- _TASK DATA_
____

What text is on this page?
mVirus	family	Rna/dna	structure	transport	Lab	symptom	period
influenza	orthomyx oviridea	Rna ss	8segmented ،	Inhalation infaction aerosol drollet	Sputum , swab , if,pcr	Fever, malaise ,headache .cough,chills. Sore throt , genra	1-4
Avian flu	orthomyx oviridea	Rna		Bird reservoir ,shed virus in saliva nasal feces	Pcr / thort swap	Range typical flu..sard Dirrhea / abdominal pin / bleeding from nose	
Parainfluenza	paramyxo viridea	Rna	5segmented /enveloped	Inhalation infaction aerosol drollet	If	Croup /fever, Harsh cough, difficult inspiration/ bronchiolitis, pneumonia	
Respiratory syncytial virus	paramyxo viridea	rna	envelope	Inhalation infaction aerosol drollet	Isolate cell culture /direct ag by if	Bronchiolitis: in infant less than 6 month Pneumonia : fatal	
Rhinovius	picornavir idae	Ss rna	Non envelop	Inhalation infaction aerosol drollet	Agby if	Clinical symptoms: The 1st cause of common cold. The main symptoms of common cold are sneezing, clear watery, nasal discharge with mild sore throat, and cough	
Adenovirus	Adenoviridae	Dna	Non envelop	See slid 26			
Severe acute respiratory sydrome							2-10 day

____

- _TASK DESCRIPTION_
Lines containing the word "orthomyx" must be found in the data above and copied.

- _TASK RESULT_
influenza	orthomyx oviridea	Rna ss	8segmented ،	Inhalation infaction aerosol drollet	Sputum , swab , if,pcr	Fever, malaise ,headache .cough,chills. Sore throt , genra	1-4
Avian flu	orthomyx oviridea	Rna		Bird reservoir ,shed virus in saliva nasal feces	Pcr / thort swap	Range typical flu..sard Dirrhea / abdominal pin / bleeding from nose	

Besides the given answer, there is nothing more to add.